▶ [DESCRIPTION OF THE TASK]
Copy each line in which the string "JSON" occurs.

▶ [DATA EXCERPTS]
+ + +

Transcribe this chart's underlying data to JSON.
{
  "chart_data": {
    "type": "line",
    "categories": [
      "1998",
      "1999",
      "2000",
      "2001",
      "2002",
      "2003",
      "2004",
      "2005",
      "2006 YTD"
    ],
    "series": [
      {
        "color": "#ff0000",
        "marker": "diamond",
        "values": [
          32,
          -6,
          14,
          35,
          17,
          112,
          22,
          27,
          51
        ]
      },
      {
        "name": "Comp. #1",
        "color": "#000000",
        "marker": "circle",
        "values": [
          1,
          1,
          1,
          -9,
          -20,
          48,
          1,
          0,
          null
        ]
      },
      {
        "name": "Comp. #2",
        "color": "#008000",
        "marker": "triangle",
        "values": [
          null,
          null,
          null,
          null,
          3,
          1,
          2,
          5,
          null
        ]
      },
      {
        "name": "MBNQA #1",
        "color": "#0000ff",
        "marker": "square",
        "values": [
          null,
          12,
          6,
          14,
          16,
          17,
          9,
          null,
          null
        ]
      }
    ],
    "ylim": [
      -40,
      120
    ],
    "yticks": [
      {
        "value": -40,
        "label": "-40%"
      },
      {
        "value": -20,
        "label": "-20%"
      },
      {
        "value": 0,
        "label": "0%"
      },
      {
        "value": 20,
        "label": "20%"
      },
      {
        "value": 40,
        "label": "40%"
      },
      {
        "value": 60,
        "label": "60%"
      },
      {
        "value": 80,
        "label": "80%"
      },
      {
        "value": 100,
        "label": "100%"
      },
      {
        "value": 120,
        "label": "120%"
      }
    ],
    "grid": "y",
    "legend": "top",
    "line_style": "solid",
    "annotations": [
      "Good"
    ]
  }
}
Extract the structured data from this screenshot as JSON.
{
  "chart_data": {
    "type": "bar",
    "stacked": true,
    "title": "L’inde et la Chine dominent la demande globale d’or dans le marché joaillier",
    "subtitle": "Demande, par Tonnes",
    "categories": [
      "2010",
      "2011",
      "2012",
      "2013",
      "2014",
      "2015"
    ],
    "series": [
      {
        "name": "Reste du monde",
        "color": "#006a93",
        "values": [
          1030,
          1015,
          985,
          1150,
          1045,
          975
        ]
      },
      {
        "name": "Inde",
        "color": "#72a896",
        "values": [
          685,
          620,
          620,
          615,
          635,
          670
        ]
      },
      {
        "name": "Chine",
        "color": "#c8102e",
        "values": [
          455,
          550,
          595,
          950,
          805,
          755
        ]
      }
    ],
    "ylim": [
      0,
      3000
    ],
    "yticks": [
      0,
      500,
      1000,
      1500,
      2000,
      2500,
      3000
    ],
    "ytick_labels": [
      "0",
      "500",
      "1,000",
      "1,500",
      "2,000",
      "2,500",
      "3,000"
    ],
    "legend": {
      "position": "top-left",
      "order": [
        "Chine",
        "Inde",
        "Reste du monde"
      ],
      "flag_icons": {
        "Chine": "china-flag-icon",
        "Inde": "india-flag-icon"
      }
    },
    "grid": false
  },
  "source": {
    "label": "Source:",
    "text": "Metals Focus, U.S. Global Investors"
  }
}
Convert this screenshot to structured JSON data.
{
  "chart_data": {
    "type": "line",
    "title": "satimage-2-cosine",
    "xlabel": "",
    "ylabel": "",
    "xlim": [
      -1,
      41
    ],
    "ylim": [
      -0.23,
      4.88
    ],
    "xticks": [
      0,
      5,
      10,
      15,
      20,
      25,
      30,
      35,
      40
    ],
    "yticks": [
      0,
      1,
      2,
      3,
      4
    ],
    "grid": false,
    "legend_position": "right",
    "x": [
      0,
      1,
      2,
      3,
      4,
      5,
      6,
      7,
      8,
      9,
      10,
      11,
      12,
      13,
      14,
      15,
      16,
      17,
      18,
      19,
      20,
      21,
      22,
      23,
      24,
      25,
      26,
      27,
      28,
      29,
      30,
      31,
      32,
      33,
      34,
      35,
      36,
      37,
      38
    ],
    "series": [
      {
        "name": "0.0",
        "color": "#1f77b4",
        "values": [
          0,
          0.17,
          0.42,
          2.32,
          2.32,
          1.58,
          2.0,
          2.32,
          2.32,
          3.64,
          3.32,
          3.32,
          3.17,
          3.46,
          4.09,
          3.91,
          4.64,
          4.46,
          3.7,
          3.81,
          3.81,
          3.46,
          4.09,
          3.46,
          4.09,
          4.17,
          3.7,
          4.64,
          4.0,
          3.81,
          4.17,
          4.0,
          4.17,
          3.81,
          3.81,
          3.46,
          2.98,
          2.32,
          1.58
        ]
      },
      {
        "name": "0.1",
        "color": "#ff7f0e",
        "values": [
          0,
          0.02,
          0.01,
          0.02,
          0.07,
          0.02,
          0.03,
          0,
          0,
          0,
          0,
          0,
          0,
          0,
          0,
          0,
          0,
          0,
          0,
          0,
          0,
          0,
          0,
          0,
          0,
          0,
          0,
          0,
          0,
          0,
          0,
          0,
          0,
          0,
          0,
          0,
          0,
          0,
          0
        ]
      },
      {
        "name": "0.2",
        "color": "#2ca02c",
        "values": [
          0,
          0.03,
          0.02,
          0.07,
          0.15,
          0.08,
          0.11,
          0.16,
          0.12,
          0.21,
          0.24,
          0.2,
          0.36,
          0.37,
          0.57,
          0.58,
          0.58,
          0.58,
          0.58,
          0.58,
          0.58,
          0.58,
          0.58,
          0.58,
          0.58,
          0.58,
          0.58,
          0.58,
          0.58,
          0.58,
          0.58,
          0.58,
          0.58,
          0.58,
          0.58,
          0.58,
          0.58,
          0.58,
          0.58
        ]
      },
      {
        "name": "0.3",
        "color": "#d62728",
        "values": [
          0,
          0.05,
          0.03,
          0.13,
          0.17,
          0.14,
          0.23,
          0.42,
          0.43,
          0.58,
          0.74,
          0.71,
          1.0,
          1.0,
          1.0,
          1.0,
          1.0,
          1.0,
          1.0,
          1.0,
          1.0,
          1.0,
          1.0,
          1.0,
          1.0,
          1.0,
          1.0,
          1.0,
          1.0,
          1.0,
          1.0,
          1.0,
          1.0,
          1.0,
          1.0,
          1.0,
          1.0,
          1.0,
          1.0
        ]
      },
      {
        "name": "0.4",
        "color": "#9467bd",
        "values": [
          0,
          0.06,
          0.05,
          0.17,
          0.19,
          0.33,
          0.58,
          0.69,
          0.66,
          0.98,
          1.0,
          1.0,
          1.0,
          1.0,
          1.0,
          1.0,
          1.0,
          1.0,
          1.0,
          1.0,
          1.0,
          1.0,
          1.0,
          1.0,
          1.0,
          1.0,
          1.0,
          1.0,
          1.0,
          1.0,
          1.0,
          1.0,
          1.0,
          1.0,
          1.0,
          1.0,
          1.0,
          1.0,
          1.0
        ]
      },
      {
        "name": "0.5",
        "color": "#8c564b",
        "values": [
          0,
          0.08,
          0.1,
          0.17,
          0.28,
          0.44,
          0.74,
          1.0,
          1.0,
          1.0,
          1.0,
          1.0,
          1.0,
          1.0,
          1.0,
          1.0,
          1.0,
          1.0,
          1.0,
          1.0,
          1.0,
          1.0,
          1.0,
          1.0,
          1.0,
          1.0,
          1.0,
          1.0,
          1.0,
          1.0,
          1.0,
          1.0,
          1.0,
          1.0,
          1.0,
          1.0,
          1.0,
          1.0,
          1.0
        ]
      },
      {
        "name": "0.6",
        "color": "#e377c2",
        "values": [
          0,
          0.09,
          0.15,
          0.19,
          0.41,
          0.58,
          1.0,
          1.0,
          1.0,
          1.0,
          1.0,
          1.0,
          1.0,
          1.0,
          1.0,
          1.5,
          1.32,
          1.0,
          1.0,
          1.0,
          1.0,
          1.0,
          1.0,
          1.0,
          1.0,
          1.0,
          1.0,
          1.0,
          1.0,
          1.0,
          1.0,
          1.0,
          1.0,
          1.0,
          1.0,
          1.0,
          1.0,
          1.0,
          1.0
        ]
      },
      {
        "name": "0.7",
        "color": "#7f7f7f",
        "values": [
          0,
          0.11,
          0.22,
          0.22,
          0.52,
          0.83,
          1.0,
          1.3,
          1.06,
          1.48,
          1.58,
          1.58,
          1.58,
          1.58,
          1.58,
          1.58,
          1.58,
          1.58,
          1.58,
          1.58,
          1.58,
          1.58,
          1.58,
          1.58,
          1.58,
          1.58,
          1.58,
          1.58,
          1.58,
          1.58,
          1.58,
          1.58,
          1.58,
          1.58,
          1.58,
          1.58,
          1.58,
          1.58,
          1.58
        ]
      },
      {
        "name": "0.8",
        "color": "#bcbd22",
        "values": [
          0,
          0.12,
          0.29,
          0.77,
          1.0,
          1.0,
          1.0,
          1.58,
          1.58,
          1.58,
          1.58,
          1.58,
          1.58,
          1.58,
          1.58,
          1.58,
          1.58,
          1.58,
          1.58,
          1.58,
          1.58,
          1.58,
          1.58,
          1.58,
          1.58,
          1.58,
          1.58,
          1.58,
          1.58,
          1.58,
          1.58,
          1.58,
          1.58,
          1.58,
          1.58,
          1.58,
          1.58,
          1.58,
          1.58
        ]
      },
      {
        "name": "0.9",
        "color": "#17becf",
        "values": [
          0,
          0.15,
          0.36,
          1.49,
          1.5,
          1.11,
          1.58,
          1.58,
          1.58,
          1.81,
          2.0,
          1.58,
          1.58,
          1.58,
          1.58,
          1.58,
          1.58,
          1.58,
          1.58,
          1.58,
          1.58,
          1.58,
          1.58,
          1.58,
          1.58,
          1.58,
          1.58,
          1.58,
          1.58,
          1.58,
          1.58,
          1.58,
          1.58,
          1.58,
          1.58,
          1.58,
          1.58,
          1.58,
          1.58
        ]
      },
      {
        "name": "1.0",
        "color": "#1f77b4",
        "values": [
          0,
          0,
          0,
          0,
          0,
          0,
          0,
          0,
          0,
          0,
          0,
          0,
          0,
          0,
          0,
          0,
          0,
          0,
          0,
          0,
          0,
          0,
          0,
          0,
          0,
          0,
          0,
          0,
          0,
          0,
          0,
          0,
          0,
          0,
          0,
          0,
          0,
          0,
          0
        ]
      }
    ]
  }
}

+ + +

▶ [COMPLETED TASK]
Transcribe this chart's underlying data to JSON.
Extract the structured data from this screenshot as JSON.
Convert this screenshot to structured JSON data.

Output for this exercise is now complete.